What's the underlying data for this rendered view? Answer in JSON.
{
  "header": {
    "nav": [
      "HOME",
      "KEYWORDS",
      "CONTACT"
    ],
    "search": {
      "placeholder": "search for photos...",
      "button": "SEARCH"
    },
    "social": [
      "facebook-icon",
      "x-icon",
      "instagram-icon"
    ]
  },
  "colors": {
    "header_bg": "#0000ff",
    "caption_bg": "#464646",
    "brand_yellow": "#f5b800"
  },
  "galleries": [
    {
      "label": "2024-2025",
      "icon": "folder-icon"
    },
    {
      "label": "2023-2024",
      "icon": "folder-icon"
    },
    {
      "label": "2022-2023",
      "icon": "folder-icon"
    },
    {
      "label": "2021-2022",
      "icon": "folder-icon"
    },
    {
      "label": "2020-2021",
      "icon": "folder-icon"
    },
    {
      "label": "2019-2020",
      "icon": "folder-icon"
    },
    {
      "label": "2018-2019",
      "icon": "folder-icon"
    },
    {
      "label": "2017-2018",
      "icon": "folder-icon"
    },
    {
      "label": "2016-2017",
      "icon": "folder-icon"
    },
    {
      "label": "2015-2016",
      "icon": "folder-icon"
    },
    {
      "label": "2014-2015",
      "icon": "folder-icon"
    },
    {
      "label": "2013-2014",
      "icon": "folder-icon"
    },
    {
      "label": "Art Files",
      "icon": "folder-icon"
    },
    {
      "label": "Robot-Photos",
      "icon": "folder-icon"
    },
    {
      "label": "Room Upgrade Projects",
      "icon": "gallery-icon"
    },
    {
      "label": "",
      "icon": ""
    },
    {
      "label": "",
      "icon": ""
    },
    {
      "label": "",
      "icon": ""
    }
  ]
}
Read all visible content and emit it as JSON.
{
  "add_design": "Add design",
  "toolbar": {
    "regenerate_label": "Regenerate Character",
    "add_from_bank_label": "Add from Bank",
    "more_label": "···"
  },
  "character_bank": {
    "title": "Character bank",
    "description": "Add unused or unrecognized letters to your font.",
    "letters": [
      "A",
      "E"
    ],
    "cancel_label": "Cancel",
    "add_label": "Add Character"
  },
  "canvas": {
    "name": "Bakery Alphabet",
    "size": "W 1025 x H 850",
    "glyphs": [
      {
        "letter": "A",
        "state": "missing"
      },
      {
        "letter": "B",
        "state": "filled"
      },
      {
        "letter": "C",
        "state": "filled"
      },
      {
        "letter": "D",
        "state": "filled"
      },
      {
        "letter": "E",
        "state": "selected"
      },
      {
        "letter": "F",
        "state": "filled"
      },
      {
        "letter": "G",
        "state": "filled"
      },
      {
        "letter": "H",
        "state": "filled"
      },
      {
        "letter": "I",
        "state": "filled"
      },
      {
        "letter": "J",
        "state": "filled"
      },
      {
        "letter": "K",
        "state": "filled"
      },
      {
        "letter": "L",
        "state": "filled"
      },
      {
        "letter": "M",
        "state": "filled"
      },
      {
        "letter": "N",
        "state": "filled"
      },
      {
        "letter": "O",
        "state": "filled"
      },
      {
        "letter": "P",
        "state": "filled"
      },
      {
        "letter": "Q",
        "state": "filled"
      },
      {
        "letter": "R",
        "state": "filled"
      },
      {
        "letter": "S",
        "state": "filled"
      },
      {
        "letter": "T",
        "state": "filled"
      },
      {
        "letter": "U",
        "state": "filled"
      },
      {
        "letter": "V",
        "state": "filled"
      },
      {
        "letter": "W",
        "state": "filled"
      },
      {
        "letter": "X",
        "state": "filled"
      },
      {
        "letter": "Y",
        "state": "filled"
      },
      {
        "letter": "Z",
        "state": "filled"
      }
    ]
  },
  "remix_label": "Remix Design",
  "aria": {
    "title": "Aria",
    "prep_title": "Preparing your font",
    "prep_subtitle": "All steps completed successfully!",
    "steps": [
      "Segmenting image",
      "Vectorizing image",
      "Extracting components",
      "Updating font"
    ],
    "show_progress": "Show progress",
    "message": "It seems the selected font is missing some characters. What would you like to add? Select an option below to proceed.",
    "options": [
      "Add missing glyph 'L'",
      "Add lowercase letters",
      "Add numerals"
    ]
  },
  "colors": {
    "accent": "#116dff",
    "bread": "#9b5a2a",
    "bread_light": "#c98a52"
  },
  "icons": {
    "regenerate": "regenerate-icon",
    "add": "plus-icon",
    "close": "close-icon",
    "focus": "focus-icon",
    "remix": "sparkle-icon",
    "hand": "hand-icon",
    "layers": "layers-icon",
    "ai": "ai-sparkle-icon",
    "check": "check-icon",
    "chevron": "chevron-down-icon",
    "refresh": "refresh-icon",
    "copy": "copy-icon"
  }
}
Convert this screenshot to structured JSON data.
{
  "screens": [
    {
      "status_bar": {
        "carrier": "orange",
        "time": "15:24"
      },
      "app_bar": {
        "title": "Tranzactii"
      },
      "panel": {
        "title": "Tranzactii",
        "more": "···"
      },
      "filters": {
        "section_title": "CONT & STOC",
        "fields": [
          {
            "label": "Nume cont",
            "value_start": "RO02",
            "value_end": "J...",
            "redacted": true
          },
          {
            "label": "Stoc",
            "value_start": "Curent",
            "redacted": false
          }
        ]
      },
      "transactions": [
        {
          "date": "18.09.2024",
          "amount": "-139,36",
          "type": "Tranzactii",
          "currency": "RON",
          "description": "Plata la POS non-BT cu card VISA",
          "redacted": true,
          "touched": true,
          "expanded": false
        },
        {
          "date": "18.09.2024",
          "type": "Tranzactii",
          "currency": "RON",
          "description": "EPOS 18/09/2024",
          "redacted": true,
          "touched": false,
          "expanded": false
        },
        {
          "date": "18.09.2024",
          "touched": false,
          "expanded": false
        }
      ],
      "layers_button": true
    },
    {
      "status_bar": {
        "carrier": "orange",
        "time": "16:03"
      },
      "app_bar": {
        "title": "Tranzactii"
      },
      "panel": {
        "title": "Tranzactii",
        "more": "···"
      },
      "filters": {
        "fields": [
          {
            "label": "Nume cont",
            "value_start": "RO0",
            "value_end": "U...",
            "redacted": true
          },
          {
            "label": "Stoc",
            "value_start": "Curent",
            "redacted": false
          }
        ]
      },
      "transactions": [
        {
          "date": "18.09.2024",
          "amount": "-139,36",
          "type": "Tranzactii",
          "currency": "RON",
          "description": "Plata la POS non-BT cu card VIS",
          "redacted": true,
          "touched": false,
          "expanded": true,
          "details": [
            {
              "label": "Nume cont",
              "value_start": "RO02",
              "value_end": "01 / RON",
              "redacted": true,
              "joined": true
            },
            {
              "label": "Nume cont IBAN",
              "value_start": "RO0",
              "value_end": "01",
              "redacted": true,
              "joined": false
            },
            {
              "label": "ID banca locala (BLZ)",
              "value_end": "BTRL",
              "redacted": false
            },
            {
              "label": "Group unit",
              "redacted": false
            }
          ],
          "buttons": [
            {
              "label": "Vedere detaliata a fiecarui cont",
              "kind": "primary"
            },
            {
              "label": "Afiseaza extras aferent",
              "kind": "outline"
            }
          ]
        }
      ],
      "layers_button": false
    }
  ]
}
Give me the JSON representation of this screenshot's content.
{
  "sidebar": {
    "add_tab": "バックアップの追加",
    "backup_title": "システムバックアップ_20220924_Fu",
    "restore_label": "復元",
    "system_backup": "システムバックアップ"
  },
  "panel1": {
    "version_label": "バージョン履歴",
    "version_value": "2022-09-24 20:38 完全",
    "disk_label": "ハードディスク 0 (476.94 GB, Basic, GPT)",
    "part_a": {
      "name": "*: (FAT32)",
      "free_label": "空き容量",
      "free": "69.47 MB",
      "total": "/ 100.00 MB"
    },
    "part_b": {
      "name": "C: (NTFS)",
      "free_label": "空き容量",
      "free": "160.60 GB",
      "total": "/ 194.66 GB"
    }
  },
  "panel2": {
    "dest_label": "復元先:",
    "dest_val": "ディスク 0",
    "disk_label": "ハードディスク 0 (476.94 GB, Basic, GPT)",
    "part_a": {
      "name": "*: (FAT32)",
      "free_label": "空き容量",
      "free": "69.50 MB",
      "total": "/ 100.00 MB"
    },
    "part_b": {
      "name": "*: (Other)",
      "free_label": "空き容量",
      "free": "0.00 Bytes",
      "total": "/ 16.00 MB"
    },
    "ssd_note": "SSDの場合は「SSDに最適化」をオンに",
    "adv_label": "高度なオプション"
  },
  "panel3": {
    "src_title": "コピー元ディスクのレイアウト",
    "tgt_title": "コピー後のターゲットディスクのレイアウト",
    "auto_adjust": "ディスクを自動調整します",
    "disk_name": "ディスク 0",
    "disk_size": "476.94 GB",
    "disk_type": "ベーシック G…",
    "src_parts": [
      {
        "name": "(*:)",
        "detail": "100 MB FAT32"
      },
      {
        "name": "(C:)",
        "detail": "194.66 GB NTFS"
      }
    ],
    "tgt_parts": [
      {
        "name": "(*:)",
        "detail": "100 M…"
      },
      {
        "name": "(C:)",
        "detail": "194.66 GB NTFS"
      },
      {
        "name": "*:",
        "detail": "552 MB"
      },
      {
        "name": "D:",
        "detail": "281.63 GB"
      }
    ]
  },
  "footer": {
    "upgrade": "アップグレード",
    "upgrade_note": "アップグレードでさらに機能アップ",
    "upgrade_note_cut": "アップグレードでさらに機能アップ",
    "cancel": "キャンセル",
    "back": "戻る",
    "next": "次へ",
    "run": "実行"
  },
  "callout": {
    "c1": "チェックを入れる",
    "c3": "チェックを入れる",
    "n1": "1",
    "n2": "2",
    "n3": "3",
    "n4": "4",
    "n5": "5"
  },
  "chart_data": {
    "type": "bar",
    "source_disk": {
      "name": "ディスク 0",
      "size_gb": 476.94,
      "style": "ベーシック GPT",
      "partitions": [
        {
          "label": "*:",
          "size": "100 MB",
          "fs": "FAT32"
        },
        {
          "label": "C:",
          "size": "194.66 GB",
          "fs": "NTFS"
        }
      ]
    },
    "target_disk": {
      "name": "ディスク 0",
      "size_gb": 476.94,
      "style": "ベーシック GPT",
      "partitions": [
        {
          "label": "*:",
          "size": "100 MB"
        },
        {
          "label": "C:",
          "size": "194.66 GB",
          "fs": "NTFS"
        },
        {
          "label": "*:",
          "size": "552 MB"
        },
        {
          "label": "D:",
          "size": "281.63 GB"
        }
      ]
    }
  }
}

★ ★ ★ ★ ★ ★ ★

WHAT TO WORK ON: Using the listing, copy every line where the word "JSON" shows up.

RESULT:
What's the underlying data for this rendered view? Answer in JSON.
Read all visible content and emit it as JSON.
Convert this screenshot to structured JSON data.
Give me the JSON representation of this screenshot's content.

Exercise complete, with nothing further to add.